(Dataset excerpt)
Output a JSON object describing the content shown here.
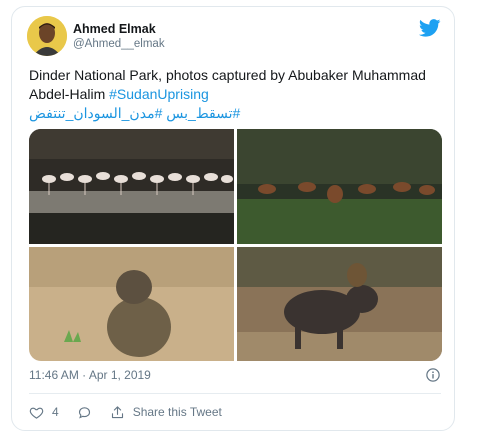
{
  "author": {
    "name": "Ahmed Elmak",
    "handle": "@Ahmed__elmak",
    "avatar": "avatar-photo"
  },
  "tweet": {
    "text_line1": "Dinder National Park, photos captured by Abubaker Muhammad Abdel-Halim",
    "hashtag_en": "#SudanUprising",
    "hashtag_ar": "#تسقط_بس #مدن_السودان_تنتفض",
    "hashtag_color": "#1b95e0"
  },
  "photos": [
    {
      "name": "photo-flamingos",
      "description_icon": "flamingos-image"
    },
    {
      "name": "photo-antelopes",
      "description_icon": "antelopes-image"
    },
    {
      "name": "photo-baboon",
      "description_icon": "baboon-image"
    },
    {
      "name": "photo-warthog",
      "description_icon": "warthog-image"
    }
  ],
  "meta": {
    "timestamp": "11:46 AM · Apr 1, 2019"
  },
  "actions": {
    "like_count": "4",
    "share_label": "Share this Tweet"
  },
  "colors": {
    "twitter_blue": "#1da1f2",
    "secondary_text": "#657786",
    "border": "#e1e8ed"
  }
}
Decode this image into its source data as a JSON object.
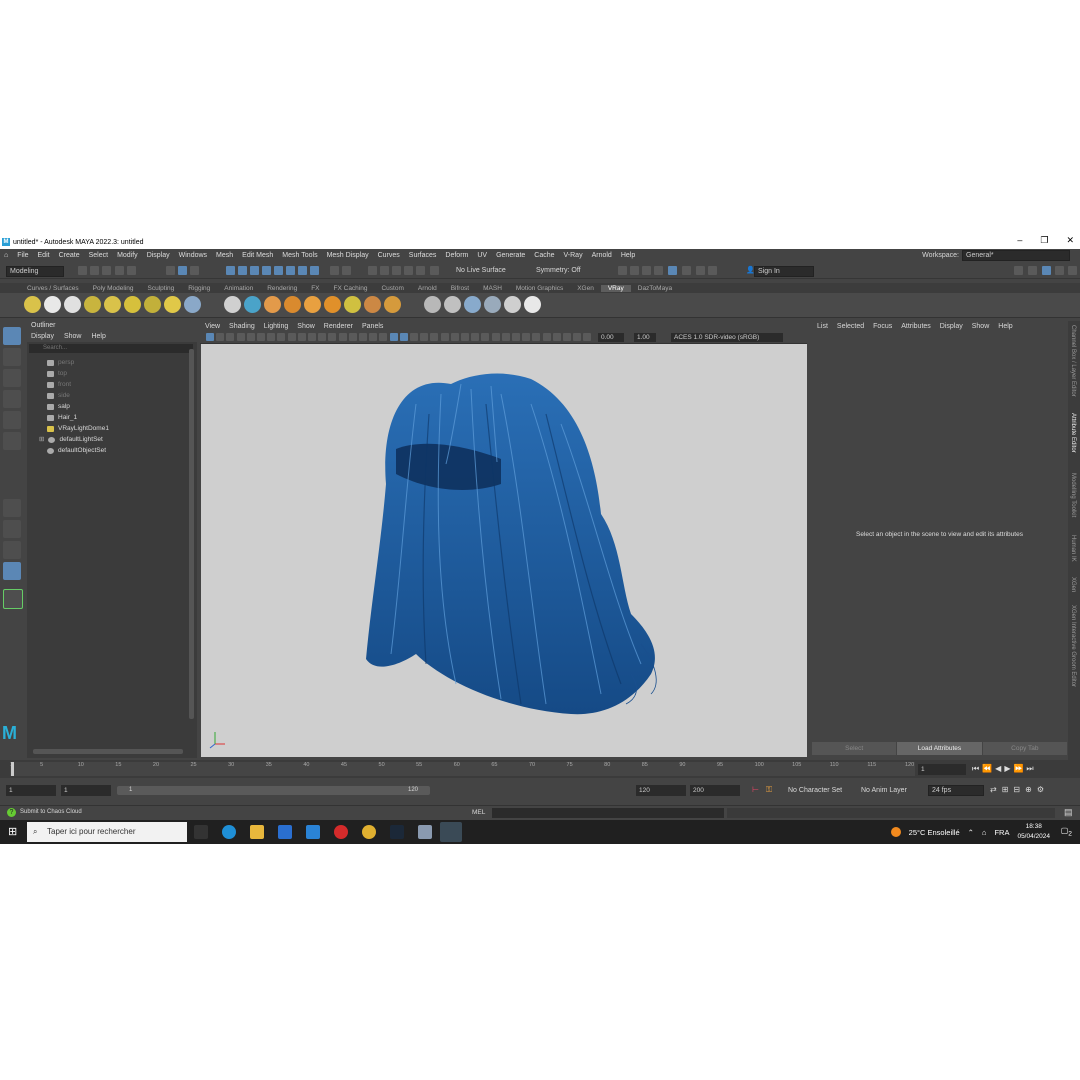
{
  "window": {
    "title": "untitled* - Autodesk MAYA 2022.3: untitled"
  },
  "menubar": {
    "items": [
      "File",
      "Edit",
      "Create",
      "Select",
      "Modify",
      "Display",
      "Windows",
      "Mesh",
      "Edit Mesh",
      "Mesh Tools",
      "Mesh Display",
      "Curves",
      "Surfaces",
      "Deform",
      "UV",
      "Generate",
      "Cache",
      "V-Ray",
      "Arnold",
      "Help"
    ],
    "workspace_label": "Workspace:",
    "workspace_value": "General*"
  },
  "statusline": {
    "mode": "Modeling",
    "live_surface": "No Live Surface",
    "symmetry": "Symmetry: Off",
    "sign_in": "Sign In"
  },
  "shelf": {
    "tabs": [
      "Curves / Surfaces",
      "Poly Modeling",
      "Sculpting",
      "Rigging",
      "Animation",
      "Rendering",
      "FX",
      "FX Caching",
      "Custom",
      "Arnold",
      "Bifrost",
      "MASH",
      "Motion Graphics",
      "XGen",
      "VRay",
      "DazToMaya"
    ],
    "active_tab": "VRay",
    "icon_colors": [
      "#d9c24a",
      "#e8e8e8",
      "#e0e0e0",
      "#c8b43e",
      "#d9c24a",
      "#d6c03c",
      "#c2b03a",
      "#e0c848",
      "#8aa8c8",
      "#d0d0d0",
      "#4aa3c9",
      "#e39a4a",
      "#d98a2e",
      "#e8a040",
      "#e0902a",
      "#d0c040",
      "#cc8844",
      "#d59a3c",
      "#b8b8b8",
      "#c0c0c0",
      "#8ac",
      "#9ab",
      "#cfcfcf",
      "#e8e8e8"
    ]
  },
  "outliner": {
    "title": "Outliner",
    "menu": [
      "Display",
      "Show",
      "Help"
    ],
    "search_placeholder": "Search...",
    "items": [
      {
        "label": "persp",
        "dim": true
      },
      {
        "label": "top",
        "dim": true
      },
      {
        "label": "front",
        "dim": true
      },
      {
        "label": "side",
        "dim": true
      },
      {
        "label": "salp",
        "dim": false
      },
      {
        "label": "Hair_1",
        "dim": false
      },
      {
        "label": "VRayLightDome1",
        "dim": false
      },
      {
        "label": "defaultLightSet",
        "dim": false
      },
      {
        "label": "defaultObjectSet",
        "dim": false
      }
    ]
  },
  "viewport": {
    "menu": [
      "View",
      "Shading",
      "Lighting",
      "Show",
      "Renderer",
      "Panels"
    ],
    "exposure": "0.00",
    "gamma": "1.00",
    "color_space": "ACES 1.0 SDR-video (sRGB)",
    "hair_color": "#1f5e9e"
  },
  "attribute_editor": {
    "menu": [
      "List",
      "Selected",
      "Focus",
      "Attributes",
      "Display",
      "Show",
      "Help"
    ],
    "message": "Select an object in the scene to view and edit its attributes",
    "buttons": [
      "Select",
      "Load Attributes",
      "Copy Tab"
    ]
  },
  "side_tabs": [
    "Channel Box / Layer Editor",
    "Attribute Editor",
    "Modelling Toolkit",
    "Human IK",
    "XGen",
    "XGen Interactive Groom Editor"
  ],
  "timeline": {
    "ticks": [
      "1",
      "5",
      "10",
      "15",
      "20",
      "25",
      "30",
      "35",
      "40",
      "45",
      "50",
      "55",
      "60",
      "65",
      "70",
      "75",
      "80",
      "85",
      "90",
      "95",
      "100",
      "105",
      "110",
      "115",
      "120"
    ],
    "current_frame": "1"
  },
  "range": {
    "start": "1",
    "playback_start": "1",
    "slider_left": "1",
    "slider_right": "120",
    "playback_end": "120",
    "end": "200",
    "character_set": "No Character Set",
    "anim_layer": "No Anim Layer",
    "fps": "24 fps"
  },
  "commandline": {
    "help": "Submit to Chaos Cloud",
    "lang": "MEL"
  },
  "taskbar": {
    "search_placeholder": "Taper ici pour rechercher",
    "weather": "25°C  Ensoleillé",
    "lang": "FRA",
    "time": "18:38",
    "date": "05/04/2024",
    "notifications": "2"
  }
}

...

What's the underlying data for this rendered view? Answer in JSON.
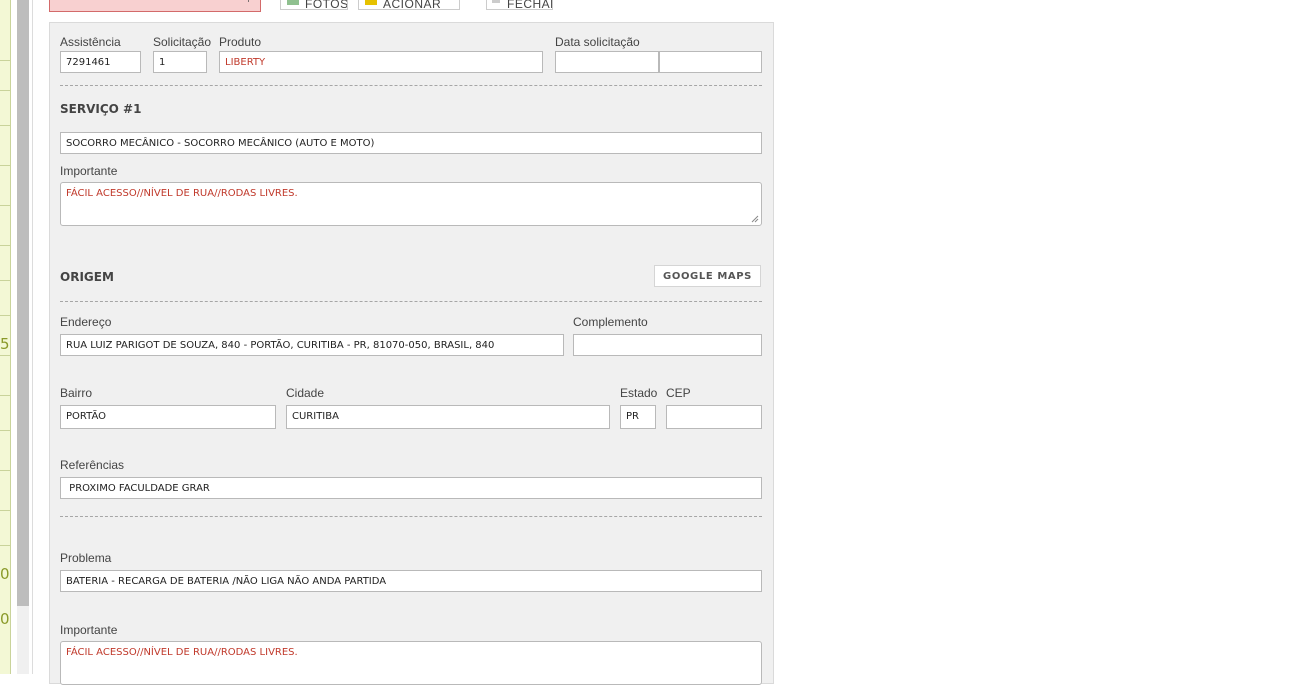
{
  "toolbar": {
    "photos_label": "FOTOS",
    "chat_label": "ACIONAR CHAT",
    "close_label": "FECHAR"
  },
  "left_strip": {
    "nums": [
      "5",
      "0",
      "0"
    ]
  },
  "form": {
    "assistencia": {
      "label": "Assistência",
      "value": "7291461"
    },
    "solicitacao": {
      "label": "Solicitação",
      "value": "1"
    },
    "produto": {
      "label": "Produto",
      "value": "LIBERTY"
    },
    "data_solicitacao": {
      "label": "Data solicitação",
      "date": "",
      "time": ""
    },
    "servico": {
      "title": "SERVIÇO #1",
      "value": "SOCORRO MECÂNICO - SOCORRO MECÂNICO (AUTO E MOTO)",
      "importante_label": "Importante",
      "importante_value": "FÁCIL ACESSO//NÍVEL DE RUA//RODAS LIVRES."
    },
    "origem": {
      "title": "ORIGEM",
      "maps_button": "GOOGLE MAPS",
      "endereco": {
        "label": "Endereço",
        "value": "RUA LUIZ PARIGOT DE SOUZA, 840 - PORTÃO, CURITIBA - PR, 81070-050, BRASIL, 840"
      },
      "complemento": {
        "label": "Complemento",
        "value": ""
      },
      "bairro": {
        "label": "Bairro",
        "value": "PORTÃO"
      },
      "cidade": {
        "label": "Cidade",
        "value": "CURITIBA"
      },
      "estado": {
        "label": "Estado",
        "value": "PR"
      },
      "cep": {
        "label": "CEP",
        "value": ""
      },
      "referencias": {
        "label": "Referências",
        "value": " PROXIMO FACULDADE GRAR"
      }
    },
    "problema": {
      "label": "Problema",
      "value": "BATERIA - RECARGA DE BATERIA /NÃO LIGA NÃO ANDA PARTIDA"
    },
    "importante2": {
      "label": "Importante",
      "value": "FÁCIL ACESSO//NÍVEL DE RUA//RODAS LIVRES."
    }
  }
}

Exercise requirements:
Where a line in the entries holds "LIVRES", copy that line.

Response for this exercise:
      "importante_value": "FÁCIL ACESSO//NÍVEL DE RUA//RODAS LIVRES."
      "value": "FÁCIL ACESSO//NÍVEL DE RUA//RODAS LIVRES."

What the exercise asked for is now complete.